- _GOAL OF THE EXERCISE_:
The records below need retyping in full; give them again exactly.
:: PROVIDED RECORDS ::
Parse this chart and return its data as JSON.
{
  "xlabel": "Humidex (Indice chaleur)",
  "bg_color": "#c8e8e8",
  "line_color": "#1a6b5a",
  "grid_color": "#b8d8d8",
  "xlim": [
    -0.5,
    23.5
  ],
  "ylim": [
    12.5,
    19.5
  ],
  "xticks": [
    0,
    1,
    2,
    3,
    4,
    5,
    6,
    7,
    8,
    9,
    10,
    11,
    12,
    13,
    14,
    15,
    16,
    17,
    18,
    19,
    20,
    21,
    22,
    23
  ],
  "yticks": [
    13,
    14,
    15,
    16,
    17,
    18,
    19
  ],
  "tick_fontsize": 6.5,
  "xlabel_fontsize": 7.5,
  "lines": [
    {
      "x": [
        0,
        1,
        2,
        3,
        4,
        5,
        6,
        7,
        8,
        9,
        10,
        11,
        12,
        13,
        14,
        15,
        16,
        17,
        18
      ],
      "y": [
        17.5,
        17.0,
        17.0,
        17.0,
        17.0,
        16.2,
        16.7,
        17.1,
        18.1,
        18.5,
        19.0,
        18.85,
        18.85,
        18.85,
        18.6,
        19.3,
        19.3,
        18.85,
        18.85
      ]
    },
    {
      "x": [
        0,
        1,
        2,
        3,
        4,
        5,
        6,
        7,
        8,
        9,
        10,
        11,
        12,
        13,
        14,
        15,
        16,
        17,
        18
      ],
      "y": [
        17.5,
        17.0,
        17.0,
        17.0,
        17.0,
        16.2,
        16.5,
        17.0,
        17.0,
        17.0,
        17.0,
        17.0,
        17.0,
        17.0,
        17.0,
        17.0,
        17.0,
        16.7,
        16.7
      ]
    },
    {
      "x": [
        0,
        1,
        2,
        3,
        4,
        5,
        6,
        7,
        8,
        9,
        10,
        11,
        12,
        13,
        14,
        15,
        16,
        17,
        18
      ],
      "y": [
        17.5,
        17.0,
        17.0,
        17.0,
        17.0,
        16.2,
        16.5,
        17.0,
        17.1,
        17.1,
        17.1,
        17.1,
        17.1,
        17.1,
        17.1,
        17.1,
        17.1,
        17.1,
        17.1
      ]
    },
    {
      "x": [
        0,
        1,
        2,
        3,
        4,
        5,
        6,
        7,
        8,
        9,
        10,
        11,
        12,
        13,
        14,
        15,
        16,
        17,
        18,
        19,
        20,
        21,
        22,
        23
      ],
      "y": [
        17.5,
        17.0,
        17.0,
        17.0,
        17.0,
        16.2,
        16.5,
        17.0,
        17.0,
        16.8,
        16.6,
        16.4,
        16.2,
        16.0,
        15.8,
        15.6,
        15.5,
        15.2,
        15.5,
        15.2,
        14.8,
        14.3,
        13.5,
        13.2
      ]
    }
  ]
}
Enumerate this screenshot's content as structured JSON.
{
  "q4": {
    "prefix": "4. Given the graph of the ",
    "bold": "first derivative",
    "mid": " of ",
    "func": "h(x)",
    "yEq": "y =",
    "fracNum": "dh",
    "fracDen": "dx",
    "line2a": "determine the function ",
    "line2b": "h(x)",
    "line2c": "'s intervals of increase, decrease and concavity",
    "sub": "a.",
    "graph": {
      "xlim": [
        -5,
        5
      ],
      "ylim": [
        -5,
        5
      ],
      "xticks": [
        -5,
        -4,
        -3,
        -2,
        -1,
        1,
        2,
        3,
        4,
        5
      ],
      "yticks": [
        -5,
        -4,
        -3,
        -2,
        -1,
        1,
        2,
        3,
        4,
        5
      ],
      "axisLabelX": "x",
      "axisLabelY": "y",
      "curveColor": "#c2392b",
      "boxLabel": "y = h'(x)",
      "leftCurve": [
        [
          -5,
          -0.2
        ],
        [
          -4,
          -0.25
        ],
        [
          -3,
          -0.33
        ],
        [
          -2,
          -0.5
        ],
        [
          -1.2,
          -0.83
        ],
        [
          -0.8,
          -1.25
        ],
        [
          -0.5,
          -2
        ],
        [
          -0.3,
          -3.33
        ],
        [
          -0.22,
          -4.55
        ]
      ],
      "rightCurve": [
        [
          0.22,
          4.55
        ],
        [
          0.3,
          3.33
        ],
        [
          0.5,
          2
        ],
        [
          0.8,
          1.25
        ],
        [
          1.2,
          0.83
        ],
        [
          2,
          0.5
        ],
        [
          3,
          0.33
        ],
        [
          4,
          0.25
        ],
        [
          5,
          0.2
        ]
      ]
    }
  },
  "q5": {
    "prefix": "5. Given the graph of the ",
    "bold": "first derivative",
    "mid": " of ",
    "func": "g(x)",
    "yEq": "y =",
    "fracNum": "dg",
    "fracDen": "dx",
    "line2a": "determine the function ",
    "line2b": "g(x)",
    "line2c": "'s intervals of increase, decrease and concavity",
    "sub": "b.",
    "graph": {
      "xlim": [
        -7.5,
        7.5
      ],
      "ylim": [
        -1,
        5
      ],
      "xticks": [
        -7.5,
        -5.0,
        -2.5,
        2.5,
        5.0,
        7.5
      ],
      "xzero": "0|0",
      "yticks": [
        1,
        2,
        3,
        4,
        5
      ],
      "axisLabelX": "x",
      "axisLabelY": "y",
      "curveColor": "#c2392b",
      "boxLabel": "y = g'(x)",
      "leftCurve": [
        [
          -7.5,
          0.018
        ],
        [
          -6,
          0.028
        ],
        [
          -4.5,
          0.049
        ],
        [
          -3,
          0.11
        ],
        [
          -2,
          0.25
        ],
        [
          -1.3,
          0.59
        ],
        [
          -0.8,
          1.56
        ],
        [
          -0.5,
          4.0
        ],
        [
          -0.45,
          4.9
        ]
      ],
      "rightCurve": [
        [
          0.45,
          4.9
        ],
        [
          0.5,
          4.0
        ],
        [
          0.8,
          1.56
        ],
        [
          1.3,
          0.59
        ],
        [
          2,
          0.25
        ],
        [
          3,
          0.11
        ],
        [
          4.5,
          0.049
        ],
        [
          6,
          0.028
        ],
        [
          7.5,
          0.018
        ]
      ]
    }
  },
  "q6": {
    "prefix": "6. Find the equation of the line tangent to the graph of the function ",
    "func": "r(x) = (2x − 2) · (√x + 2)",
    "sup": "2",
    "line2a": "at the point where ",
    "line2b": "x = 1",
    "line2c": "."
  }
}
:::
- _WRITTEN ANSWER_:
Parse this chart and return its data as JSON.
{
  "xlabel": "Humidex (Indice chaleur)",
  "bg_color": "#c8e8e8",
  "line_color": "#1a6b5a",
  "grid_color": "#b8d8d8",
  "xlim": [
    -0.5,
    23.5
  ],
  "ylim": [
    12.5,
    19.5
  ],
  "xticks": [
    0,
    1,
    2,
    3,
    4,
    5,
    6,
    7,
    8,
    9,
    10,
    11,
    12,
    13,
    14,
    15,
    16,
    17,
    18,
    19,
    20,
    21,
    22,
    23
  ],
  "yticks": [
    13,
    14,
    15,
    16,
    17,
    18,
    19
  ],
  "tick_fontsize": 6.5,
  "xlabel_fontsize": 7.5,
  "lines": [
    {
      "x": [
        0,
        1,
        2,
        3,
        4,
        5,
        6,
        7,
        8,
        9,
        10,
        11,
        12,
        13,
        14,
        15,
        16,
        17,
        18
      ],
      "y": [
        17.5,
        17.0,
        17.0,
        17.0,
        17.0,
        16.2,
        16.7,
        17.1,
        18.1,
        18.5,
        19.0,
        18.85,
        18.85,
        18.85,
        18.6,
        19.3,
        19.3,
        18.85,
        18.85
      ]
    },
    {
      "x": [
        0,
        1,
        2,
        3,
        4,
        5,
        6,
        7,
        8,
        9,
        10,
        11,
        12,
        13,
        14,
        15,
        16,
        17,
        18
      ],
      "y": [
        17.5,
        17.0,
        17.0,
        17.0,
        17.0,
        16.2,
        16.5,
        17.0,
        17.0,
        17.0,
        17.0,
        17.0,
        17.0,
        17.0,
        17.0,
        17.0,
        17.0,
        16.7,
        16.7
      ]
    },
    {
      "x": [
        0,
        1,
        2,
        3,
        4,
        5,
        6,
        7,
        8,
        9,
        10,
        11,
        12,
        13,
        14,
        15,
        16,
        17,
        18
      ],
      "y": [
        17.5,
        17.0,
        17.0,
        17.0,
        17.0,
        16.2,
        16.5,
        17.0,
        17.1,
        17.1,
        17.1,
        17.1,
        17.1,
        17.1,
        17.1,
        17.1,
        17.1,
        17.1,
        17.1
      ]
    },
    {
      "x": [
        0,
        1,
        2,
        3,
        4,
        5,
        6,
        7,
        8,
        9,
        10,
        11,
        12,
        13,
        14,
        15,
        16,
        17,
        18,
        19,
        20,
        21,
        22,
        23
      ],
      "y": [
        17.5,
        17.0,
        17.0,
        17.0,
        17.0,
        16.2,
        16.5,
        17.0,
        17.0,
        16.8,
        16.6,
        16.4,
        16.2,
        16.0,
        15.8,
        15.6,
        15.5,
        15.2,
        15.5,
        15.2,
        14.8,
        14.3,
        13.5,
        13.2
      ]
    }
  ]
}
Enumerate this screenshot's content as structured JSON.
{
  "q4": {
    "prefix": "4. Given the graph of the ",
    "bold": "first derivative",
    "mid": " of ",
    "func": "h(x)",
    "yEq": "y =",
    "fracNum": "dh",
    "fracDen": "dx",
    "line2a": "determine the function ",
    "line2b": "h(x)",
    "line2c": "'s intervals of increase, decrease and concavity",
    "sub": "a.",
    "graph": {
      "xlim": [
        -5,
        5
      ],
      "ylim": [
        -5,
        5
      ],
      "xticks": [
        -5,
        -4,
        -3,
        -2,
        -1,
        1,
        2,
        3,
        4,
        5
      ],
      "yticks": [
        -5,
        -4,
        -3,
        -2,
        -1,
        1,
        2,
        3,
        4,
        5
      ],
      "axisLabelX": "x",
      "axisLabelY": "y",
      "curveColor": "#c2392b",
      "boxLabel": "y = h'(x)",
      "leftCurve": [
        [
          -5,
          -0.2
        ],
        [
          -4,
          -0.25
        ],
        [
          -3,
          -0.33
        ],
        [
          -2,
          -0.5
        ],
        [
          -1.2,
          -0.83
        ],
        [
          -0.8,
          -1.25
        ],
        [
          -0.5,
          -2
        ],
        [
          -0.3,
          -3.33
        ],
        [
          -0.22,
          -4.55
        ]
      ],
      "rightCurve": [
        [
          0.22,
          4.55
        ],
        [
          0.3,
          3.33
        ],
        [
          0.5,
          2
        ],
        [
          0.8,
          1.25
        ],
        [
          1.2,
          0.83
        ],
        [
          2,
          0.5
        ],
        [
          3,
          0.33
        ],
        [
          4,
          0.25
        ],
        [
          5,
          0.2
        ]
      ]
    }
  },
  "q5": {
    "prefix": "5. Given the graph of the ",
    "bold": "first derivative",
    "mid": " of ",
    "func": "g(x)",
    "yEq": "y =",
    "fracNum": "dg",
    "fracDen": "dx",
    "line2a": "determine the function ",
    "line2b": "g(x)",
    "line2c": "'s intervals of increase, decrease and concavity",
    "sub": "b.",
    "graph": {
      "xlim": [
        -7.5,
        7.5
      ],
      "ylim": [
        -1,
        5
      ],
      "xticks": [
        -7.5,
        -5.0,
        -2.5,
        2.5,
        5.0,
        7.5
      ],
      "xzero": "0|0",
      "yticks": [
        1,
        2,
        3,
        4,
        5
      ],
      "axisLabelX": "x",
      "axisLabelY": "y",
      "curveColor": "#c2392b",
      "boxLabel": "y = g'(x)",
      "leftCurve": [
        [
          -7.5,
          0.018
        ],
        [
          -6,
          0.028
        ],
        [
          -4.5,
          0.049
        ],
        [
          -3,
          0.11
        ],
        [
          -2,
          0.25
        ],
        [
          -1.3,
          0.59
        ],
        [
          -0.8,
          1.56
        ],
        [
          -0.5,
          4.0
        ],
        [
          -0.45,
          4.9
        ]
      ],
      "rightCurve": [
        [
          0.45,
          4.9
        ],
        [
          0.5,
          4.0
        ],
        [
          0.8,
          1.56
        ],
        [
          1.3,
          0.59
        ],
        [
          2,
          0.25
        ],
        [
          3,
          0.11
        ],
        [
          4.5,
          0.049
        ],
        [
          6,
          0.028
        ],
        [
          7.5,
          0.018
        ]
      ]
    }
  },
  "q6": {
    "prefix": "6. Find the equation of the line tangent to the graph of the function ",
    "func": "r(x) = (2x − 2) · (√x + 2)",
    "sup": "2",
    "line2a": "at the point where ",
    "line2b": "x = 1",
    "line2c": "."
  }
}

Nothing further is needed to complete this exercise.